# What is being asked
The records below must be retyped exactly.

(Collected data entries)
-----
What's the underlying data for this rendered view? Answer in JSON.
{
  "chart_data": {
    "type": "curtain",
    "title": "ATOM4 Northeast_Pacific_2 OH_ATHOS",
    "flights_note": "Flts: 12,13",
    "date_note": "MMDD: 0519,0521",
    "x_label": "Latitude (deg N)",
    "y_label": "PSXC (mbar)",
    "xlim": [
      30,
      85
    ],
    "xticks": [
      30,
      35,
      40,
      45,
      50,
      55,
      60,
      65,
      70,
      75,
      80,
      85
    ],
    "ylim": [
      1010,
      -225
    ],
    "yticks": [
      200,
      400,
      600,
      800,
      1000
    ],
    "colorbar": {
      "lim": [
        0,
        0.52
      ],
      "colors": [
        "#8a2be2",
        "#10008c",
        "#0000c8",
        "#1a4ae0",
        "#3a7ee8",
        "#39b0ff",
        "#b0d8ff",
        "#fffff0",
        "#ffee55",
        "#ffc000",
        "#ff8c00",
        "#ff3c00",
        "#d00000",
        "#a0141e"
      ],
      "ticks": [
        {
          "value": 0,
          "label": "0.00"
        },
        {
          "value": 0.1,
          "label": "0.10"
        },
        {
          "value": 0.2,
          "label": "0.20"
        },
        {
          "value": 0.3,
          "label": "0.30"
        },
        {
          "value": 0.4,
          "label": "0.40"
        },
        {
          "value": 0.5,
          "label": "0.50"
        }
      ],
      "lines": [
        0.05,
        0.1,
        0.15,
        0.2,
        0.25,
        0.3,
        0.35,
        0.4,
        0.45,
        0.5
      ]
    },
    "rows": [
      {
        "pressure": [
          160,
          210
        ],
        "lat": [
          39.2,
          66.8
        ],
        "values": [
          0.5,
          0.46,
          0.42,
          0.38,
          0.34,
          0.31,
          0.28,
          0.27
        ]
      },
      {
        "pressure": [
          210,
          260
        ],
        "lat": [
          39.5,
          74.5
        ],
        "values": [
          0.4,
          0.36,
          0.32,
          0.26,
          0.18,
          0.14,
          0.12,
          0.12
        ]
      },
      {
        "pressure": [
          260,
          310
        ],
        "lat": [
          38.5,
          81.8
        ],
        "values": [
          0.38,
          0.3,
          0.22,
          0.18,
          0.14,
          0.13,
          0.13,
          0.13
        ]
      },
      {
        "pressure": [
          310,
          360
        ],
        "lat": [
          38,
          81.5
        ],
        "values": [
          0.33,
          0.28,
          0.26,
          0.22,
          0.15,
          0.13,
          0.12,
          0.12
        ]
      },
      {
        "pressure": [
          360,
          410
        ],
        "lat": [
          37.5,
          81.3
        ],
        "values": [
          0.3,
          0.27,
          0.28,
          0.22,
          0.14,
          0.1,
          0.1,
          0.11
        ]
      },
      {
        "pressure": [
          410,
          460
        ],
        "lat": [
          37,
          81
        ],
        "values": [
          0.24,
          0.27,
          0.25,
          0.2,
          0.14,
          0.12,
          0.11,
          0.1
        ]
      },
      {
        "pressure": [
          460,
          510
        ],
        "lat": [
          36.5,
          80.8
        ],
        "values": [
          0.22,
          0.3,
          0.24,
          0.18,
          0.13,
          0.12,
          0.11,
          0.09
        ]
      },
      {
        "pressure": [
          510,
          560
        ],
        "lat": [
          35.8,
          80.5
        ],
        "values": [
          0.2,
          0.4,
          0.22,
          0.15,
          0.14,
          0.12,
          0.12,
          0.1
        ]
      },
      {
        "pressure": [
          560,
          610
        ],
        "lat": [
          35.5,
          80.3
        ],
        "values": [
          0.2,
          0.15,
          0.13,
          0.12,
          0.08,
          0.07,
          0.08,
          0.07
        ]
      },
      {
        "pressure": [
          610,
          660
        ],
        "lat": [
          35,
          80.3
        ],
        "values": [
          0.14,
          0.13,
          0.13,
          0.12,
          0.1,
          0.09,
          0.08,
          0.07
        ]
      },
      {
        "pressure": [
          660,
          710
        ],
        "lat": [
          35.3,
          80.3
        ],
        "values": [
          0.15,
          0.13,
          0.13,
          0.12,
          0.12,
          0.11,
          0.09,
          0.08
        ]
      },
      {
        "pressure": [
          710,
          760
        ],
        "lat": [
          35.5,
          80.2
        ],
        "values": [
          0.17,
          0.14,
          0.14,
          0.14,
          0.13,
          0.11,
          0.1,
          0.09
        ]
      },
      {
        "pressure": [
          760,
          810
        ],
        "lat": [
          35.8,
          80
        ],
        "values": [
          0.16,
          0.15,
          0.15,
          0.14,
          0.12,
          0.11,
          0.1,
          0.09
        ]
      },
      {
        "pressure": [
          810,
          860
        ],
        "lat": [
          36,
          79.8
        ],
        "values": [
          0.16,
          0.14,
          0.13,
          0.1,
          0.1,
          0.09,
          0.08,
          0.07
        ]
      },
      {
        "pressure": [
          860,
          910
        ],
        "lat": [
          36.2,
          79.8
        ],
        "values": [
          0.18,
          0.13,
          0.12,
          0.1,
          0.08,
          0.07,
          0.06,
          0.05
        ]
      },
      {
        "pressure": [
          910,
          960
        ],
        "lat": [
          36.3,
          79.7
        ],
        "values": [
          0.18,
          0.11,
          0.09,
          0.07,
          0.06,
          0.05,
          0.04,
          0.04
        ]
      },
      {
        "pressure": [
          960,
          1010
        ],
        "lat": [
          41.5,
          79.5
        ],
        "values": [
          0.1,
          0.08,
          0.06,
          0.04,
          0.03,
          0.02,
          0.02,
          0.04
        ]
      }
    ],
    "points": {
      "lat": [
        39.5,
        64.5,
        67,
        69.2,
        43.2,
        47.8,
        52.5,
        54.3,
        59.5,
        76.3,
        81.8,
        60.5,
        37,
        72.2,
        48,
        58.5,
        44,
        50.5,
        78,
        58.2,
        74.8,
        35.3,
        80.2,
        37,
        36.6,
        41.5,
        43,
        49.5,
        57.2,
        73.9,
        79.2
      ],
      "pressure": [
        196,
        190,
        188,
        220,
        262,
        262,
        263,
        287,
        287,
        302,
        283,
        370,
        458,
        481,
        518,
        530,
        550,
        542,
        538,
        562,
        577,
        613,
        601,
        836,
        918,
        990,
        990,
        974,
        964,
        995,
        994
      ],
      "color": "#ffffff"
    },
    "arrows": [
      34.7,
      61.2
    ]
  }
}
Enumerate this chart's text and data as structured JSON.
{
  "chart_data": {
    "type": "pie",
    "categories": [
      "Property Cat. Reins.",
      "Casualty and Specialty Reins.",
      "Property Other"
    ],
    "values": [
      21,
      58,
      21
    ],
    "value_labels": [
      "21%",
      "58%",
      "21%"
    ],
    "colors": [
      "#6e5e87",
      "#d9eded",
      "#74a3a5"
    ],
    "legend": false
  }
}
-----
# Written answer
What's the underlying data for this rendered view? Answer in JSON.
{
  "chart_data": {
    "type": "curtain",
    "title": "ATOM4 Northeast_Pacific_2 OH_ATHOS",
    "flights_note": "Flts: 12,13",
    "date_note": "MMDD: 0519,0521",
    "x_label": "Latitude (deg N)",
    "y_label": "PSXC (mbar)",
    "xlim": [
      30,
      85
    ],
    "xticks": [
      30,
      35,
      40,
      45,
      50,
      55,
      60,
      65,
      70,
      75,
      80,
      85
    ],
    "ylim": [
      1010,
      -225
    ],
    "yticks": [
      200,
      400,
      600,
      800,
      1000
    ],
    "colorbar": {
      "lim": [
        0,
        0.52
      ],
      "colors": [
        "#8a2be2",
        "#10008c",
        "#0000c8",
        "#1a4ae0",
        "#3a7ee8",
        "#39b0ff",
        "#b0d8ff",
        "#fffff0",
        "#ffee55",
        "#ffc000",
        "#ff8c00",
        "#ff3c00",
        "#d00000",
        "#a0141e"
      ],
      "ticks": [
        {
          "value": 0,
          "label": "0.00"
        },
        {
          "value": 0.1,
          "label": "0.10"
        },
        {
          "value": 0.2,
          "label": "0.20"
        },
        {
          "value": 0.3,
          "label": "0.30"
        },
        {
          "value": 0.4,
          "label": "0.40"
        },
        {
          "value": 0.5,
          "label": "0.50"
        }
      ],
      "lines": [
        0.05,
        0.1,
        0.15,
        0.2,
        0.25,
        0.3,
        0.35,
        0.4,
        0.45,
        0.5
      ]
    },
    "rows": [
      {
        "pressure": [
          160,
          210
        ],
        "lat": [
          39.2,
          66.8
        ],
        "values": [
          0.5,
          0.46,
          0.42,
          0.38,
          0.34,
          0.31,
          0.28,
          0.27
        ]
      },
      {
        "pressure": [
          210,
          260
        ],
        "lat": [
          39.5,
          74.5
        ],
        "values": [
          0.4,
          0.36,
          0.32,
          0.26,
          0.18,
          0.14,
          0.12,
          0.12
        ]
      },
      {
        "pressure": [
          260,
          310
        ],
        "lat": [
          38.5,
          81.8
        ],
        "values": [
          0.38,
          0.3,
          0.22,
          0.18,
          0.14,
          0.13,
          0.13,
          0.13
        ]
      },
      {
        "pressure": [
          310,
          360
        ],
        "lat": [
          38,
          81.5
        ],
        "values": [
          0.33,
          0.28,
          0.26,
          0.22,
          0.15,
          0.13,
          0.12,
          0.12
        ]
      },
      {
        "pressure": [
          360,
          410
        ],
        "lat": [
          37.5,
          81.3
        ],
        "values": [
          0.3,
          0.27,
          0.28,
          0.22,
          0.14,
          0.1,
          0.1,
          0.11
        ]
      },
      {
        "pressure": [
          410,
          460
        ],
        "lat": [
          37,
          81
        ],
        "values": [
          0.24,
          0.27,
          0.25,
          0.2,
          0.14,
          0.12,
          0.11,
          0.1
        ]
      },
      {
        "pressure": [
          460,
          510
        ],
        "lat": [
          36.5,
          80.8
        ],
        "values": [
          0.22,
          0.3,
          0.24,
          0.18,
          0.13,
          0.12,
          0.11,
          0.09
        ]
      },
      {
        "pressure": [
          510,
          560
        ],
        "lat": [
          35.8,
          80.5
        ],
        "values": [
          0.2,
          0.4,
          0.22,
          0.15,
          0.14,
          0.12,
          0.12,
          0.1
        ]
      },
      {
        "pressure": [
          560,
          610
        ],
        "lat": [
          35.5,
          80.3
        ],
        "values": [
          0.2,
          0.15,
          0.13,
          0.12,
          0.08,
          0.07,
          0.08,
          0.07
        ]
      },
      {
        "pressure": [
          610,
          660
        ],
        "lat": [
          35,
          80.3
        ],
        "values": [
          0.14,
          0.13,
          0.13,
          0.12,
          0.1,
          0.09,
          0.08,
          0.07
        ]
      },
      {
        "pressure": [
          660,
          710
        ],
        "lat": [
          35.3,
          80.3
        ],
        "values": [
          0.15,
          0.13,
          0.13,
          0.12,
          0.12,
          0.11,
          0.09,
          0.08
        ]
      },
      {
        "pressure": [
          710,
          760
        ],
        "lat": [
          35.5,
          80.2
        ],
        "values": [
          0.17,
          0.14,
          0.14,
          0.14,
          0.13,
          0.11,
          0.1,
          0.09
        ]
      },
      {
        "pressure": [
          760,
          810
        ],
        "lat": [
          35.8,
          80
        ],
        "values": [
          0.16,
          0.15,
          0.15,
          0.14,
          0.12,
          0.11,
          0.1,
          0.09
        ]
      },
      {
        "pressure": [
          810,
          860
        ],
        "lat": [
          36,
          79.8
        ],
        "values": [
          0.16,
          0.14,
          0.13,
          0.1,
          0.1,
          0.09,
          0.08,
          0.07
        ]
      },
      {
        "pressure": [
          860,
          910
        ],
        "lat": [
          36.2,
          79.8
        ],
        "values": [
          0.18,
          0.13,
          0.12,
          0.1,
          0.08,
          0.07,
          0.06,
          0.05
        ]
      },
      {
        "pressure": [
          910,
          960
        ],
        "lat": [
          36.3,
          79.7
        ],
        "values": [
          0.18,
          0.11,
          0.09,
          0.07,
          0.06,
          0.05,
          0.04,
          0.04
        ]
      },
      {
        "pressure": [
          960,
          1010
        ],
        "lat": [
          41.5,
          79.5
        ],
        "values": [
          0.1,
          0.08,
          0.06,
          0.04,
          0.03,
          0.02,
          0.02,
          0.04
        ]
      }
    ],
    "points": {
      "lat": [
        39.5,
        64.5,
        67,
        69.2,
        43.2,
        47.8,
        52.5,
        54.3,
        59.5,
        76.3,
        81.8,
        60.5,
        37,
        72.2,
        48,
        58.5,
        44,
        50.5,
        78,
        58.2,
        74.8,
        35.3,
        80.2,
        37,
        36.6,
        41.5,
        43,
        49.5,
        57.2,
        73.9,
        79.2
      ],
      "pressure": [
        196,
        190,
        188,
        220,
        262,
        262,
        263,
        287,
        287,
        302,
        283,
        370,
        458,
        481,
        518,
        530,
        550,
        542,
        538,
        562,
        577,
        613,
        601,
        836,
        918,
        990,
        990,
        974,
        964,
        995,
        994
      ],
      "color": "#ffffff"
    },
    "arrows": [
      34.7,
      61.2
    ]
  }
}
Enumerate this chart's text and data as structured JSON.
{
  "chart_data": {
    "type": "pie",
    "categories": [
      "Property Cat. Reins.",
      "Casualty and Specialty Reins.",
      "Property Other"
    ],
    "values": [
      21,
      58,
      21
    ],
    "value_labels": [
      "21%",
      "58%",
      "21%"
    ],
    "colors": [
      "#6e5e87",
      "#d9eded",
      "#74a3a5"
    ],
    "legend": false
  }
}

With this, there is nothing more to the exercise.